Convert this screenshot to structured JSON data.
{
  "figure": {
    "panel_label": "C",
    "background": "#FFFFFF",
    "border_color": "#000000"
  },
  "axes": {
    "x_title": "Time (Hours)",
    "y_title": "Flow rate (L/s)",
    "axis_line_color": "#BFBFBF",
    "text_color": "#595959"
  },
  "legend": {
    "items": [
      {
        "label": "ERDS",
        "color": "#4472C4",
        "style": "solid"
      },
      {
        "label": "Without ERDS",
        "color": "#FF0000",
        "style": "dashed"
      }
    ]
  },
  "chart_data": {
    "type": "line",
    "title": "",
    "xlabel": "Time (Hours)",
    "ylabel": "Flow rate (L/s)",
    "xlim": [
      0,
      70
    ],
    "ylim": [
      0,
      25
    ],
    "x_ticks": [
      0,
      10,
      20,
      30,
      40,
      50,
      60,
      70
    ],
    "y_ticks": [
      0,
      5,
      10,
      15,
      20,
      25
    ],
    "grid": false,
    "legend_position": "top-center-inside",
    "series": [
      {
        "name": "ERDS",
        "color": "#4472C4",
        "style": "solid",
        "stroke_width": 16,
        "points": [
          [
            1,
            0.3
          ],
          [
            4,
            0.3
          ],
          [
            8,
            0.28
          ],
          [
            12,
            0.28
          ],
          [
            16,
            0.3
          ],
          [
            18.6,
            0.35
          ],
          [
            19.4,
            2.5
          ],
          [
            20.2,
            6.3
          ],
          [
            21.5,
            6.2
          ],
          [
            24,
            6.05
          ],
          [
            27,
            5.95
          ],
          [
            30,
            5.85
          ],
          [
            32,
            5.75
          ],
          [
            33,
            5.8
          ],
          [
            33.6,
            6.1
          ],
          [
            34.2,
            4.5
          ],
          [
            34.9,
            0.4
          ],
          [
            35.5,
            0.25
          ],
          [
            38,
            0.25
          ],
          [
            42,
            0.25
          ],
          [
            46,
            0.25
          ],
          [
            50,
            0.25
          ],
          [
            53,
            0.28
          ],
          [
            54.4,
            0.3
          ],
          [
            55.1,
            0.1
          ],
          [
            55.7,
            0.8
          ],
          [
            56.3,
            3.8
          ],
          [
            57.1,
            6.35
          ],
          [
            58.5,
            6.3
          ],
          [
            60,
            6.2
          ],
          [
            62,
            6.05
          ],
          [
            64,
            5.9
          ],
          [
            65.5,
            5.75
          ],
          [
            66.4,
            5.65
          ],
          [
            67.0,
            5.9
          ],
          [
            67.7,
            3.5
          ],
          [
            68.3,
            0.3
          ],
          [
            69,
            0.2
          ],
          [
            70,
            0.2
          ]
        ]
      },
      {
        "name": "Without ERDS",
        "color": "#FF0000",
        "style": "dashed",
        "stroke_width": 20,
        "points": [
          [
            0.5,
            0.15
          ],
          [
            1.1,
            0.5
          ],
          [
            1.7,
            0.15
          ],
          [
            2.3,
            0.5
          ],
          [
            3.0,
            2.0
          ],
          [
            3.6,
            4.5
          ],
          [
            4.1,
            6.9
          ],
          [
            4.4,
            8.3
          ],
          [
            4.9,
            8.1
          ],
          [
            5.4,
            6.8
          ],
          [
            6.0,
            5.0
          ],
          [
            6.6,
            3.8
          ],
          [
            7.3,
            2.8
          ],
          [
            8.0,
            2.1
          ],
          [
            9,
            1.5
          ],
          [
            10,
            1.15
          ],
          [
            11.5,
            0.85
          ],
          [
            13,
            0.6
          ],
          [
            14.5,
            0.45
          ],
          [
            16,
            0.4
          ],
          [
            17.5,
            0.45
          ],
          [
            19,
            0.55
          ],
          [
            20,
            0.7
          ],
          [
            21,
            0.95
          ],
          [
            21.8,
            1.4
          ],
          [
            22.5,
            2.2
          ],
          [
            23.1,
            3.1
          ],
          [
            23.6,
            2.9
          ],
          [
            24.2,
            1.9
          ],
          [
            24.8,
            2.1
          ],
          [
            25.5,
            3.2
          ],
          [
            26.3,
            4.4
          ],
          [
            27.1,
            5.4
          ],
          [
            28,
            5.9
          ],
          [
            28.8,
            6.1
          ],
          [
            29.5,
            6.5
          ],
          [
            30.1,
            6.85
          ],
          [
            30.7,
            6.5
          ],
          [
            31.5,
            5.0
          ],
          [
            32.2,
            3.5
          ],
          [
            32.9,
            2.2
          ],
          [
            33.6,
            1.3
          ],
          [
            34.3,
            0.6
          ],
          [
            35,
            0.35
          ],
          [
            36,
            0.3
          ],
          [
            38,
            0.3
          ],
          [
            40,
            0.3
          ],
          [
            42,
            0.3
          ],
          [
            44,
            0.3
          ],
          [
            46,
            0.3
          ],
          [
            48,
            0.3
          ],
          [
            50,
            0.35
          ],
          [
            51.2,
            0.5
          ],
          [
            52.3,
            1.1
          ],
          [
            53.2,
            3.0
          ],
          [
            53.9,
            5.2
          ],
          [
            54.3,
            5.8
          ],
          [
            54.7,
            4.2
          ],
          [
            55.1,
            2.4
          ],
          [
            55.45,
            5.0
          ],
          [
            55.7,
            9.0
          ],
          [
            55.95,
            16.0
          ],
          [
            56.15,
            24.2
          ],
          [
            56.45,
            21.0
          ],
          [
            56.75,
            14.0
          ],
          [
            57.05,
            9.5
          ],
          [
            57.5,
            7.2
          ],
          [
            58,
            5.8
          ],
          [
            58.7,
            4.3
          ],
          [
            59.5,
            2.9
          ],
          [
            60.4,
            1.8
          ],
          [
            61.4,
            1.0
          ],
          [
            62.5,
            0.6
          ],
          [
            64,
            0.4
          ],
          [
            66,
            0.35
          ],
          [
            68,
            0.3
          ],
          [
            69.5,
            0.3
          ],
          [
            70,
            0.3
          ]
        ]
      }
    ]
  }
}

........

TASK GOAL: Set down each entry again, unchanged.

PROBLEM SOLUTION:
Convert this screenshot to structured JSON data.
{
  "figure": {
    "panel_label": "C",
    "background": "#FFFFFF",
    "border_color": "#000000"
  },
  "axes": {
    "x_title": "Time (Hours)",
    "y_title": "Flow rate (L/s)",
    "axis_line_color": "#BFBFBF",
    "text_color": "#595959"
  },
  "legend": {
    "items": [
      {
        "label": "ERDS",
        "color": "#4472C4",
        "style": "solid"
      },
      {
        "label": "Without ERDS",
        "color": "#FF0000",
        "style": "dashed"
      }
    ]
  },
  "chart_data": {
    "type": "line",
    "title": "",
    "xlabel": "Time (Hours)",
    "ylabel": "Flow rate (L/s)",
    "xlim": [
      0,
      70
    ],
    "ylim": [
      0,
      25
    ],
    "x_ticks": [
      0,
      10,
      20,
      30,
      40,
      50,
      60,
      70
    ],
    "y_ticks": [
      0,
      5,
      10,
      15,
      20,
      25
    ],
    "grid": false,
    "legend_position": "top-center-inside",
    "series": [
      {
        "name": "ERDS",
        "color": "#4472C4",
        "style": "solid",
        "stroke_width": 16,
        "points": [
          [
            1,
            0.3
          ],
          [
            4,
            0.3
          ],
          [
            8,
            0.28
          ],
          [
            12,
            0.28
          ],
          [
            16,
            0.3
          ],
          [
            18.6,
            0.35
          ],
          [
            19.4,
            2.5
          ],
          [
            20.2,
            6.3
          ],
          [
            21.5,
            6.2
          ],
          [
            24,
            6.05
          ],
          [
            27,
            5.95
          ],
          [
            30,
            5.85
          ],
          [
            32,
            5.75
          ],
          [
            33,
            5.8
          ],
          [
            33.6,
            6.1
          ],
          [
            34.2,
            4.5
          ],
          [
            34.9,
            0.4
          ],
          [
            35.5,
            0.25
          ],
          [
            38,
            0.25
          ],
          [
            42,
            0.25
          ],
          [
            46,
            0.25
          ],
          [
            50,
            0.25
          ],
          [
            53,
            0.28
          ],
          [
            54.4,
            0.3
          ],
          [
            55.1,
            0.1
          ],
          [
            55.7,
            0.8
          ],
          [
            56.3,
            3.8
          ],
          [
            57.1,
            6.35
          ],
          [
            58.5,
            6.3
          ],
          [
            60,
            6.2
          ],
          [
            62,
            6.05
          ],
          [
            64,
            5.9
          ],
          [
            65.5,
            5.75
          ],
          [
            66.4,
            5.65
          ],
          [
            67.0,
            5.9
          ],
          [
            67.7,
            3.5
          ],
          [
            68.3,
            0.3
          ],
          [
            69,
            0.2
          ],
          [
            70,
            0.2
          ]
        ]
      },
      {
        "name": "Without ERDS",
        "color": "#FF0000",
        "style": "dashed",
        "stroke_width": 20,
        "points": [
          [
            0.5,
            0.15
          ],
          [
            1.1,
            0.5
          ],
          [
            1.7,
            0.15
          ],
          [
            2.3,
            0.5
          ],
          [
            3.0,
            2.0
          ],
          [
            3.6,
            4.5
          ],
          [
            4.1,
            6.9
          ],
          [
            4.4,
            8.3
          ],
          [
            4.9,
            8.1
          ],
          [
            5.4,
            6.8
          ],
          [
            6.0,
            5.0
          ],
          [
            6.6,
            3.8
          ],
          [
            7.3,
            2.8
          ],
          [
            8.0,
            2.1
          ],
          [
            9,
            1.5
          ],
          [
            10,
            1.15
          ],
          [
            11.5,
            0.85
          ],
          [
            13,
            0.6
          ],
          [
            14.5,
            0.45
          ],
          [
            16,
            0.4
          ],
          [
            17.5,
            0.45
          ],
          [
            19,
            0.55
          ],
          [
            20,
            0.7
          ],
          [
            21,
            0.95
          ],
          [
            21.8,
            1.4
          ],
          [
            22.5,
            2.2
          ],
          [
            23.1,
            3.1
          ],
          [
            23.6,
            2.9
          ],
          [
            24.2,
            1.9
          ],
          [
            24.8,
            2.1
          ],
          [
            25.5,
            3.2
          ],
          [
            26.3,
            4.4
          ],
          [
            27.1,
            5.4
          ],
          [
            28,
            5.9
          ],
          [
            28.8,
            6.1
          ],
          [
            29.5,
            6.5
          ],
          [
            30.1,
            6.85
          ],
          [
            30.7,
            6.5
          ],
          [
            31.5,
            5.0
          ],
          [
            32.2,
            3.5
          ],
          [
            32.9,
            2.2
          ],
          [
            33.6,
            1.3
          ],
          [
            34.3,
            0.6
          ],
          [
            35,
            0.35
          ],
          [
            36,
            0.3
          ],
          [
            38,
            0.3
          ],
          [
            40,
            0.3
          ],
          [
            42,
            0.3
          ],
          [
            44,
            0.3
          ],
          [
            46,
            0.3
          ],
          [
            48,
            0.3
          ],
          [
            50,
            0.35
          ],
          [
            51.2,
            0.5
          ],
          [
            52.3,
            1.1
          ],
          [
            53.2,
            3.0
          ],
          [
            53.9,
            5.2
          ],
          [
            54.3,
            5.8
          ],
          [
            54.7,
            4.2
          ],
          [
            55.1,
            2.4
          ],
          [
            55.45,
            5.0
          ],
          [
            55.7,
            9.0
          ],
          [
            55.95,
            16.0
          ],
          [
            56.15,
            24.2
          ],
          [
            56.45,
            21.0
          ],
          [
            56.75,
            14.0
          ],
          [
            57.05,
            9.5
          ],
          [
            57.5,
            7.2
          ],
          [
            58,
            5.8
          ],
          [
            58.7,
            4.3
          ],
          [
            59.5,
            2.9
          ],
          [
            60.4,
            1.8
          ],
          [
            61.4,
            1.0
          ],
          [
            62.5,
            0.6
          ],
          [
            64,
            0.4
          ],
          [
            66,
            0.35
          ],
          [
            68,
            0.3
          ],
          [
            69.5,
            0.3
          ],
          [
            70,
            0.3
          ]
        ]
      }
    ]
  }
}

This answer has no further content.